Records from a data collection:
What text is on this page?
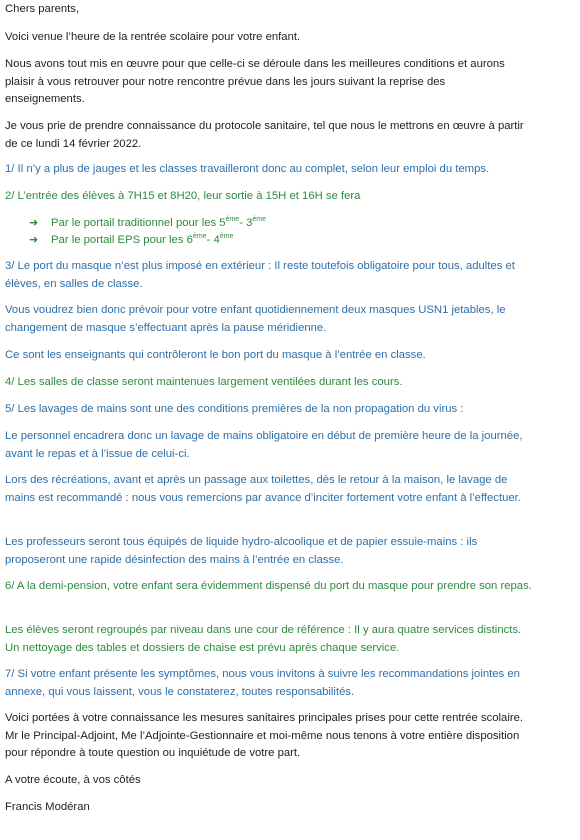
Chers parents,

Voici venue l’heure de la rentrée scolaire pour votre enfant.

Nous avons tout mis en œuvre pour que celle-ci se déroule dans les meilleures conditions et aurons plaisir à vous retrouver pour notre rencontre prévue dans les jours suivant la reprise des enseignements.

Je vous prie de prendre connaissance du protocole sanitaire, tel que nous le mettrons en œuvre à partir de ce lundi 14 février 2022.

1/ Il n’y a plus de jauges et les classes travailleront donc au complet, selon leur emploi du temps.

2/ L’entrée des élèves à 7H15 et 8H20, leur sortie à 15H et 16H se fera

➜ Par le portail traditionnel pour les 5ème- 3ème

➜ Par le portail EPS pour les 6ème- 4ème

3/ Le port du masque n’est plus imposé en extérieur : Il reste toutefois obligatoire pour tous, adultes et élèves, en salles de classe.

Vous voudrez bien donc prévoir pour votre enfant quotidiennement deux masques USN1 jetables, le changement de masque s’effectuant après la pause méridienne.

Ce sont les enseignants qui contrôleront le bon port du masque à l’entrée en classe.

4/ Les salles de classe seront maintenues largement ventilées durant les cours.

5/ Les lavages de mains sont une des conditions premières de la non propagation du virus :

Le personnel encadrera donc un lavage de mains obligatoire en début de première heure de la journée, avant le repas et à l’issue de celui-ci.

Lors des récréations, avant et après un passage aux toilettes, dès le retour à la maison, le lavage de mains est recommandé : nous vous remercions par avance d’inciter fortement votre enfant à l’effectuer.

Les professeurs seront tous équipés de liquide hydro-alcoolique et de papier essuie-mains : ils proposeront une rapide désinfection des mains à l’entrée en classe.

6/ A la demi-pension, votre enfant sera évidemment dispensé du port du masque pour prendre son repas.

Les élèves seront regroupés par niveau dans une cour de référence : Il y aura quatre services distincts. Un nettoyage des tables et dossiers de chaise est prévu après chaque service.

7/ Si votre enfant présente les symptômes, nous vous invitons à suivre les recommandations jointes en annexe, qui vous laissent, vous le constaterez, toutes responsabilités.

Voici portées à votre connaissance les mesures sanitaires principales prises pour cette rentrée scolaire. Mr le Principal-Adjoint, Me l’Adjointe-Gestionnaire et moi-même nous tenons à votre entière disposition pour répondre à toute question ou inquiétude de votre part.

A votre écoute, à vos côtés

Francis Modéran
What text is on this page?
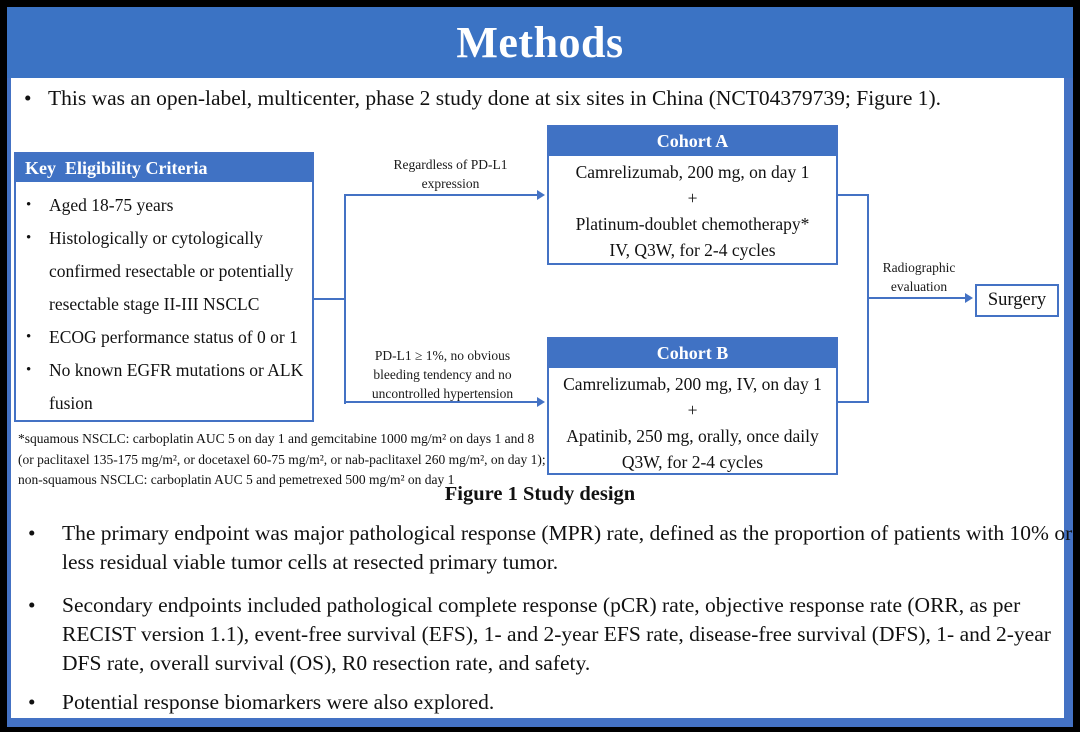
Methods
• This was an open-label, multicenter, phase 2 study done at six sites in China (NCT04379739; Figure 1).
Key  Eligibility Criteria
• Aged 18-75 years
• Histologically or cytologically confirmed resectable or potentially resectable stage II-III NSCLC
• ECOG performance status of 0 or 1
• No known EGFR mutations or ALK fusion
Regardless of PD-L1 expression
PD-L1 ≥ 1%, no obvious bleeding tendency and no uncontrolled hypertension
Cohort A
Camrelizumab, 200 mg, on day 1
+
Platinum-doublet chemotherapy*
IV, Q3W, for 2-4 cycles
Cohort B
Camrelizumab, 200 mg, IV, on day 1
+
Apatinib, 250 mg, orally, once daily
Q3W, for 2-4 cycles
Radiographic evaluation
Surgery
*squamous NSCLC: carboplatin AUC 5 on day 1 and gemcitabine 1000 mg/m² on days 1 and 8 (or paclitaxel 135-175 mg/m², or docetaxel 60-75 mg/m², or nab-paclitaxel 260 mg/m², on day 1); non-squamous NSCLC: carboplatin AUC 5 and pemetrexed 500 mg/m² on day 1
Figure 1 Study design
• The primary endpoint was major pathological response (MPR) rate, defined as the proportion of patients with 10% or less residual viable tumor cells at resected primary tumor.
• Secondary endpoints included pathological complete response (pCR) rate, objective response rate (ORR, as per RECIST version 1.1), event-free survival (EFS), 1- and 2-year EFS rate, disease-free survival (DFS), 1- and 2-year DFS rate, overall survival (OS), R0 resection rate, and safety.
• Potential response biomarkers were also explored.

What you should do ::
No picture belongs in the copy. Print every entry above exactly as it stands.

Reply to the exercise ::
What text is on this page?
Chers parents,

Voici venue l’heure de la rentrée scolaire pour votre enfant.

Nous avons tout mis en œuvre pour que celle-ci se déroule dans les meilleures conditions et aurons plaisir à vous retrouver pour notre rencontre prévue dans les jours suivant la reprise des enseignements.

Je vous prie de prendre connaissance du protocole sanitaire, tel que nous le mettrons en œuvre à partir de ce lundi 14 février 2022.

1/ Il n’y a plus de jauges et les classes travailleront donc au complet, selon leur emploi du temps.

2/ L’entrée des élèves à 7H15 et 8H20, leur sortie à 15H et 16H se fera

➜ Par le portail traditionnel pour les 5ème- 3ème

➜ Par le portail EPS pour les 6ème- 4ème

3/ Le port du masque n’est plus imposé en extérieur : Il reste toutefois obligatoire pour tous, adultes et élèves, en salles de classe.

Vous voudrez bien donc prévoir pour votre enfant quotidiennement deux masques USN1 jetables, le changement de masque s’effectuant après la pause méridienne.

Ce sont les enseignants qui contrôleront le bon port du masque à l’entrée en classe.

4/ Les salles de classe seront maintenues largement ventilées durant les cours.

5/ Les lavages de mains sont une des conditions premières de la non propagation du virus :

Le personnel encadrera donc un lavage de mains obligatoire en début de première heure de la journée, avant le repas et à l’issue de celui-ci.

Lors des récréations, avant et après un passage aux toilettes, dès le retour à la maison, le lavage de mains est recommandé : nous vous remercions par avance d’inciter fortement votre enfant à l’effectuer.

Les professeurs seront tous équipés de liquide hydro-alcoolique et de papier essuie-mains : ils proposeront une rapide désinfection des mains à l’entrée en classe.

6/ A la demi-pension, votre enfant sera évidemment dispensé du port du masque pour prendre son repas.

Les élèves seront regroupés par niveau dans une cour de référence : Il y aura quatre services distincts. Un nettoyage des tables et dossiers de chaise est prévu après chaque service.

7/ Si votre enfant présente les symptômes, nous vous invitons à suivre les recommandations jointes en annexe, qui vous laissent, vous le constaterez, toutes responsabilités.

Voici portées à votre connaissance les mesures sanitaires principales prises pour cette rentrée scolaire. Mr le Principal-Adjoint, Me l’Adjointe-Gestionnaire et moi-même nous tenons à votre entière disposition pour répondre à toute question ou inquiétude de votre part.

A votre écoute, à vos côtés

Francis Modéran
What text is on this page?
Methods
• This was an open-label, multicenter, phase 2 study done at six sites in China (NCT04379739; Figure 1).
Key  Eligibility Criteria
• Aged 18-75 years
• Histologically or cytologically confirmed resectable or potentially resectable stage II-III NSCLC
• ECOG performance status of 0 or 1
• No known EGFR mutations or ALK fusion
Regardless of PD-L1 expression
PD-L1 ≥ 1%, no obvious bleeding tendency and no uncontrolled hypertension
Cohort A
Camrelizumab, 200 mg, on day 1
+
Platinum-doublet chemotherapy*
IV, Q3W, for 2-4 cycles
Cohort B
Camrelizumab, 200 mg, IV, on day 1
+
Apatinib, 250 mg, orally, once daily
Q3W, for 2-4 cycles
Radiographic evaluation
Surgery
*squamous NSCLC: carboplatin AUC 5 on day 1 and gemcitabine 1000 mg/m² on days 1 and 8 (or paclitaxel 135-175 mg/m², or docetaxel 60-75 mg/m², or nab-paclitaxel 260 mg/m², on day 1); non-squamous NSCLC: carboplatin AUC 5 and pemetrexed 500 mg/m² on day 1
Figure 1 Study design
• The primary endpoint was major pathological response (MPR) rate, defined as the proportion of patients with 10% or less residual viable tumor cells at resected primary tumor.
• Secondary endpoints included pathological complete response (pCR) rate, objective response rate (ORR, as per RECIST version 1.1), event-free survival (EFS), 1- and 2-year EFS rate, disease-free survival (DFS), 1- and 2-year DFS rate, overall survival (OS), R0 resection rate, and safety.
• Potential response biomarkers were also explored.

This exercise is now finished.